TO BE DONE →
Track down each line that has the word "into" and copy it.

THE INPUT →
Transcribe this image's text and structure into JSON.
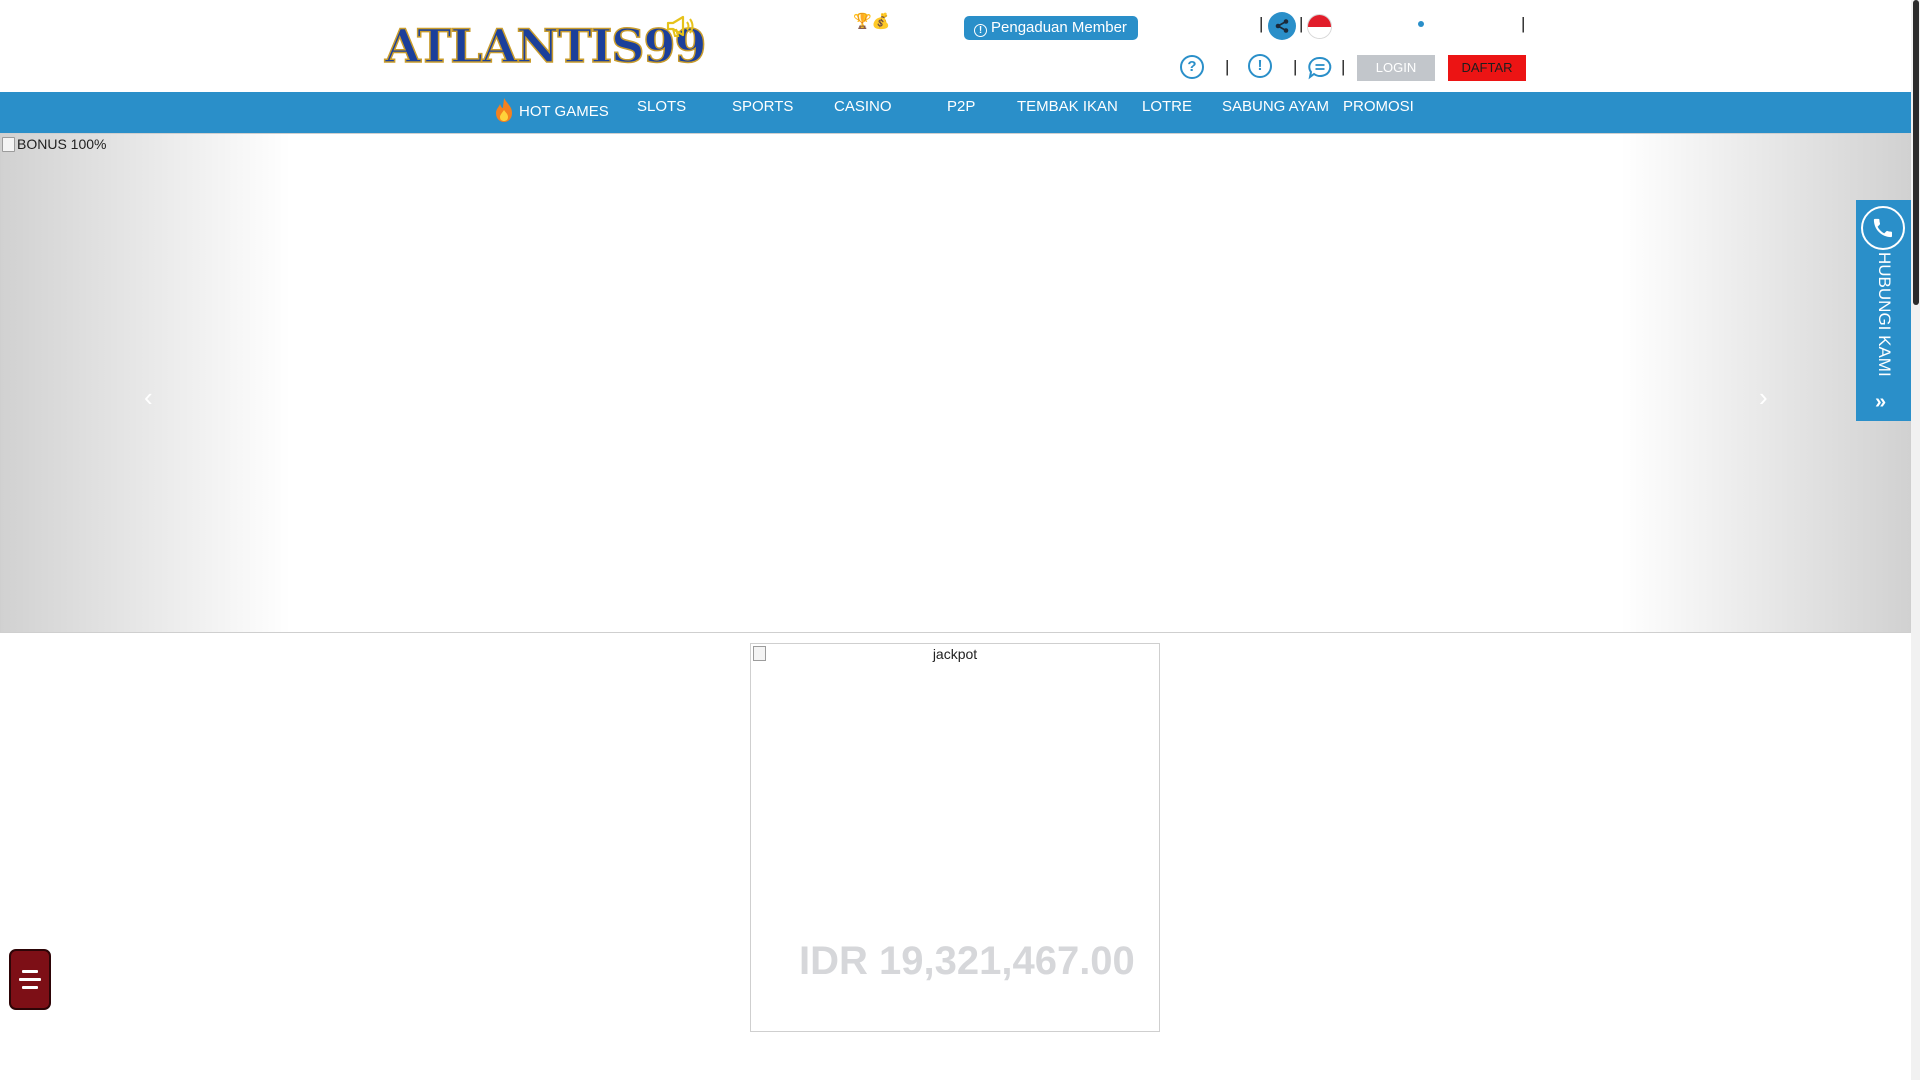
{
  "header": {
    "logo_text": "ATLANTIS99",
    "trophy_text": "🏆💰",
    "complaint_button": "Pengaduan Member",
    "separator": "|",
    "help_icon_text": "?",
    "info_icon_text": "!",
    "login_label": "LOGIN",
    "register_label": "DAFTAR"
  },
  "nav": {
    "hot_games": "HOT GAMES",
    "items": [
      "SLOTS",
      "SPORTS",
      "CASINO",
      "P2P",
      "TEMBAK IKAN",
      "LOTRE",
      "SABUNG AYAM",
      "PROMOSI"
    ]
  },
  "banner": {
    "image_alt": "BONUS 100%",
    "prev_arrow": "‹",
    "next_arrow": "›"
  },
  "contact": {
    "label": "HUBUNGI KAMI",
    "chevron": "»"
  },
  "jackpot": {
    "image_alt": "jackpot",
    "amount": "IDR 19,321,467.00"
  },
  "colors": {
    "primary": "#2a8fc9",
    "register": "#ec1414",
    "login": "#c2c6cb",
    "menu_button": "#7d0f16",
    "logo_blue": "#1b3f9a",
    "logo_gold": "#c99c2c"
  },
  "icons": {
    "megaphone": "megaphone-icon",
    "share": "share-icon",
    "flag": "indonesia-flag-icon",
    "help": "help-icon",
    "info": "info-icon",
    "chat": "chat-icon",
    "phone": "phone-icon",
    "hot": "fire-icon",
    "menu": "menu-icon"
  }
}
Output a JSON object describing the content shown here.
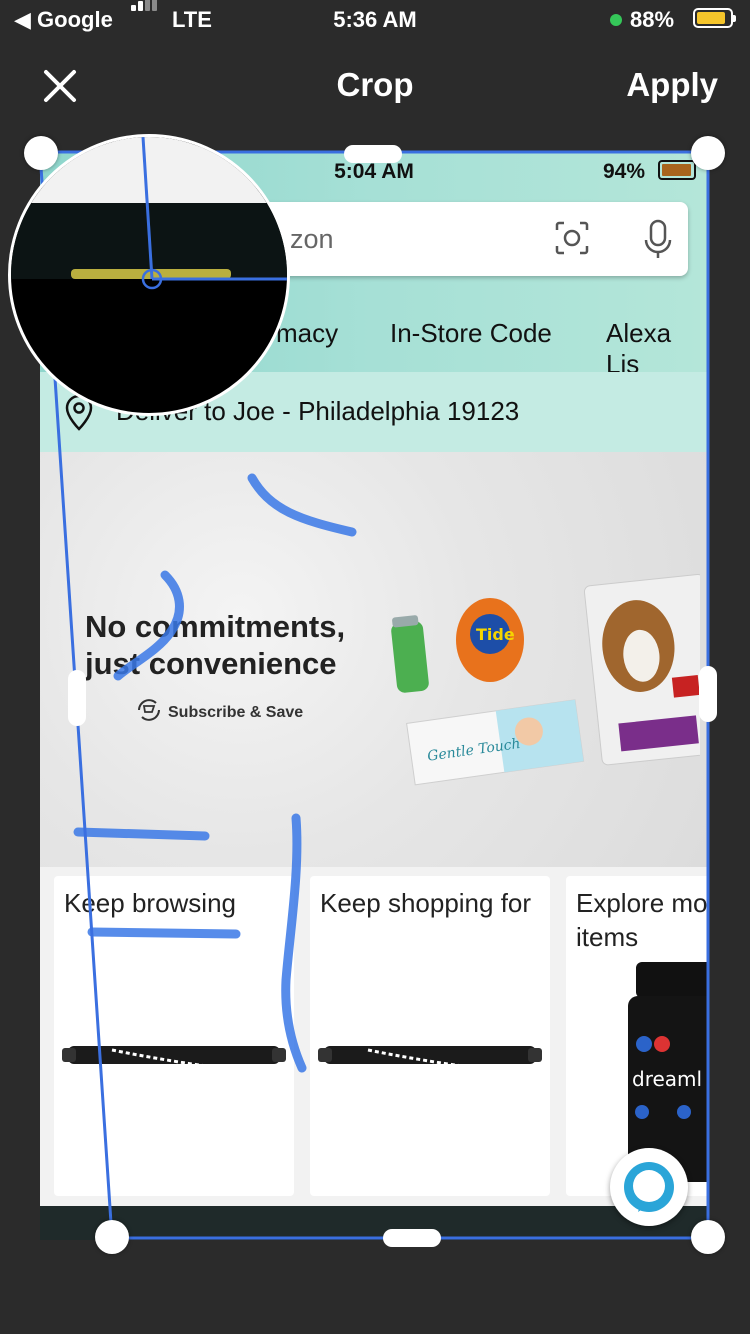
{
  "status_bar": {
    "back_app": "Google",
    "network": "LTE",
    "time": "5:36 AM",
    "battery": "88%",
    "battery_color": "#f5c52b"
  },
  "nav": {
    "close_icon": "close-icon",
    "title": "Crop",
    "apply_label": "Apply"
  },
  "screenshot": {
    "time": "5:04 AM",
    "battery": "94%",
    "search_placeholder_visible": "zon",
    "nav_links": [
      "macy",
      "In-Store Code",
      "Alexa Lis"
    ],
    "deliver": "Deliver to Joe - Philadelphia 19123",
    "banner": {
      "headline_line1": "No commitments,",
      "headline_line2": "just convenience",
      "subscribe": "Subscribe & Save"
    },
    "cards": [
      {
        "title": "Keep browsing"
      },
      {
        "title": "Keep shopping for"
      },
      {
        "title": "Explore mo items"
      }
    ]
  },
  "colors": {
    "crop_line": "#3a6fe0",
    "marker_scribble": "#3a78e6",
    "accent_teal": "#8fd6cc"
  }
}
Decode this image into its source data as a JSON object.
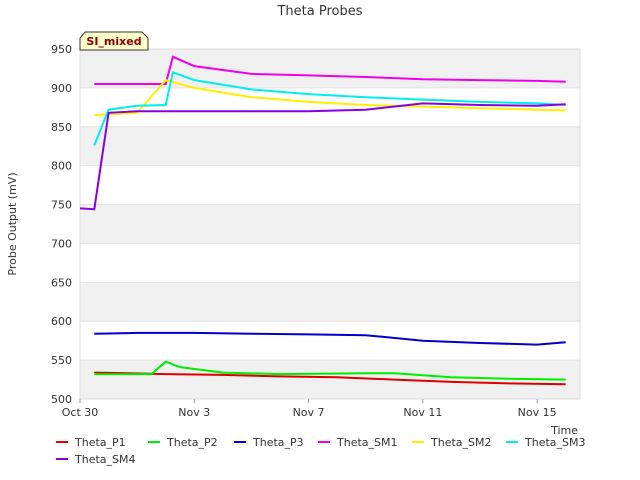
{
  "chart_data": {
    "type": "line",
    "title": "Theta Probes",
    "ylabel": "Probe Output (mV)",
    "xlabel": "Time",
    "annotation": "SI_mixed",
    "grid": true,
    "legend_position": "bottom",
    "xlim": [
      "2023-10-30",
      "2023-11-16T12:00"
    ],
    "ylim": [
      500,
      950
    ],
    "x_tick_labels": [
      "Oct 30",
      "Nov 3",
      "Nov 7",
      "Nov 11",
      "Nov 15"
    ],
    "x_ticks": [
      "2023-10-30",
      "2023-11-03",
      "2023-11-07",
      "2023-11-11",
      "2023-11-15"
    ],
    "y_ticks": [
      500,
      550,
      600,
      650,
      700,
      750,
      800,
      850,
      900,
      950
    ],
    "series": [
      {
        "name": "Theta_P1",
        "color": "#dd0000",
        "x": [
          "2023-10-30T12:00",
          "2023-11-02",
          "2023-11-04",
          "2023-11-06",
          "2023-11-08",
          "2023-11-10",
          "2023-11-12",
          "2023-11-14",
          "2023-11-16"
        ],
        "y": [
          534,
          532,
          531,
          529,
          528,
          525,
          522,
          520,
          519
        ]
      },
      {
        "name": "Theta_P2",
        "color": "#00ee00",
        "x": [
          "2023-10-30T12:00",
          "2023-11-01T12:00",
          "2023-11-02",
          "2023-11-02T12:00",
          "2023-11-04",
          "2023-11-06",
          "2023-11-09",
          "2023-11-10",
          "2023-11-12",
          "2023-11-14",
          "2023-11-16"
        ],
        "y": [
          532,
          532,
          548,
          541,
          534,
          532,
          533,
          533,
          528,
          526,
          525
        ]
      },
      {
        "name": "Theta_P3",
        "color": "#0000cc",
        "x": [
          "2023-10-30T12:00",
          "2023-11-01",
          "2023-11-03",
          "2023-11-05",
          "2023-11-07",
          "2023-11-09",
          "2023-11-11",
          "2023-11-13",
          "2023-11-15",
          "2023-11-16"
        ],
        "y": [
          584,
          585,
          585,
          584,
          583,
          582,
          575,
          572,
          570,
          573
        ]
      },
      {
        "name": "Theta_SM1",
        "color": "#ee00ee",
        "x": [
          "2023-10-30T12:00",
          "2023-11-02",
          "2023-11-02T06:00",
          "2023-11-03",
          "2023-11-05",
          "2023-11-07",
          "2023-11-09",
          "2023-11-11",
          "2023-11-13",
          "2023-11-15",
          "2023-11-16"
        ],
        "y": [
          905,
          905,
          940,
          928,
          918,
          916,
          914,
          911,
          910,
          909,
          908
        ]
      },
      {
        "name": "Theta_SM2",
        "color": "#ffee00",
        "x": [
          "2023-10-30T12:00",
          "2023-11-01",
          "2023-11-02",
          "2023-11-03",
          "2023-11-05",
          "2023-11-07",
          "2023-11-09",
          "2023-11-11",
          "2023-11-13",
          "2023-11-15",
          "2023-11-16"
        ],
        "y": [
          865,
          868,
          910,
          900,
          888,
          882,
          878,
          876,
          874,
          872,
          871
        ]
      },
      {
        "name": "Theta_SM3",
        "color": "#00eeee",
        "x": [
          "2023-10-30T12:00",
          "2023-10-31",
          "2023-11-01",
          "2023-11-02",
          "2023-11-02T06:00",
          "2023-11-03",
          "2023-11-05",
          "2023-11-07",
          "2023-11-09",
          "2023-11-11",
          "2023-11-13",
          "2023-11-15",
          "2023-11-16"
        ],
        "y": [
          826,
          872,
          877,
          878,
          920,
          910,
          898,
          892,
          888,
          885,
          882,
          880,
          878
        ]
      },
      {
        "name": "Theta_SM4",
        "color": "#8800dd",
        "x": [
          "2023-10-30",
          "2023-10-30T12:00",
          "2023-10-31",
          "2023-11-01",
          "2023-11-03",
          "2023-11-05",
          "2023-11-07",
          "2023-11-09",
          "2023-11-11",
          "2023-11-13",
          "2023-11-15",
          "2023-11-16"
        ],
        "y": [
          745,
          744,
          868,
          870,
          870,
          870,
          870,
          872,
          880,
          878,
          877,
          879
        ]
      }
    ]
  }
}
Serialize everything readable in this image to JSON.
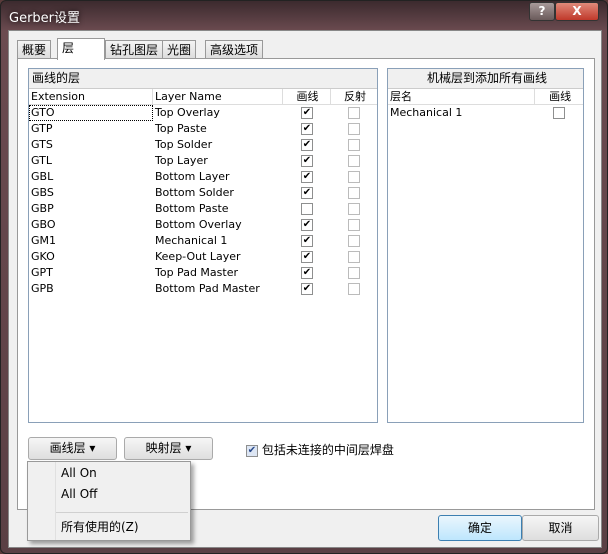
{
  "window": {
    "title": "Gerber设置",
    "help": "?",
    "close": "X"
  },
  "tabs": [
    "概要",
    "层",
    "钻孔图层",
    "光圈",
    "高级选项"
  ],
  "left": {
    "title": "画线的层",
    "columns": [
      "Extension",
      "Layer Name",
      "画线",
      "反射"
    ],
    "rows": [
      {
        "ext": "GTO",
        "name": "Top Overlay",
        "plot": true,
        "mirror": false
      },
      {
        "ext": "GTP",
        "name": "Top Paste",
        "plot": true,
        "mirror": false
      },
      {
        "ext": "GTS",
        "name": "Top Solder",
        "plot": true,
        "mirror": false
      },
      {
        "ext": "GTL",
        "name": "Top Layer",
        "plot": true,
        "mirror": false
      },
      {
        "ext": "GBL",
        "name": "Bottom Layer",
        "plot": true,
        "mirror": false
      },
      {
        "ext": "GBS",
        "name": "Bottom Solder",
        "plot": true,
        "mirror": false
      },
      {
        "ext": "GBP",
        "name": "Bottom Paste",
        "plot": false,
        "mirror": false
      },
      {
        "ext": "GBO",
        "name": "Bottom Overlay",
        "plot": true,
        "mirror": false
      },
      {
        "ext": "GM1",
        "name": "Mechanical 1",
        "plot": true,
        "mirror": false
      },
      {
        "ext": "GKO",
        "name": "Keep-Out Layer",
        "plot": true,
        "mirror": false
      },
      {
        "ext": "GPT",
        "name": "Top Pad Master",
        "plot": true,
        "mirror": false
      },
      {
        "ext": "GPB",
        "name": "Bottom Pad Master",
        "plot": true,
        "mirror": false
      }
    ]
  },
  "right": {
    "title": "机械层到添加所有画线",
    "columns": [
      "层名",
      "画线"
    ],
    "rows": [
      {
        "name": "Mechanical 1",
        "plot": false
      }
    ]
  },
  "buttons": {
    "plot_layers": "画线层 ▾",
    "mirror_layers": "映射层 ▾",
    "ok": "确定",
    "cancel": "取消"
  },
  "include_checkbox": {
    "label": "包括未连接的中间层焊盘",
    "checked": true
  },
  "menu": {
    "items": [
      "All On",
      "All Off",
      "所有使用的(Z)"
    ]
  }
}
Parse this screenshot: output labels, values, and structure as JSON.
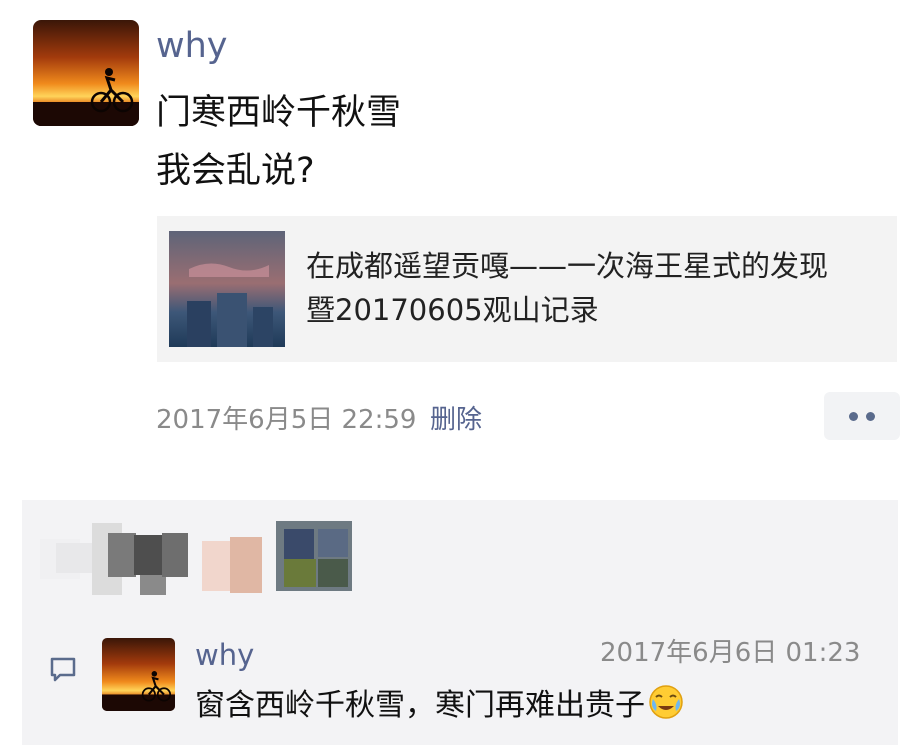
{
  "post": {
    "username": "why",
    "text_lines": [
      "门寒西岭千秋雪",
      "我会乱说?"
    ],
    "link": {
      "title_line1": "在成都遥望贡嘎——一次海王星式的发现",
      "title_line2": "暨20170605观山记录"
    },
    "timestamp": "2017年6月5日 22:59",
    "delete_label": "删除"
  },
  "comment": {
    "username": "why",
    "timestamp": "2017年6月6日 01:23",
    "text": "窗含西岭千秋雪，寒门再难出贵子",
    "emoji_icon": "face-with-tears-icon"
  },
  "likes": {
    "avatars_blurred": true
  },
  "icons": {
    "more": "more-dots-icon",
    "comment": "comment-icon"
  },
  "colors": {
    "name_link": "#56648f",
    "meta_gray": "#8a8a8a",
    "panel_bg": "#f3f3f5"
  }
}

TASK RESPONSE →
Transcribe this image's text and structure into JSON.
Decode this image into its source data as a JSON object.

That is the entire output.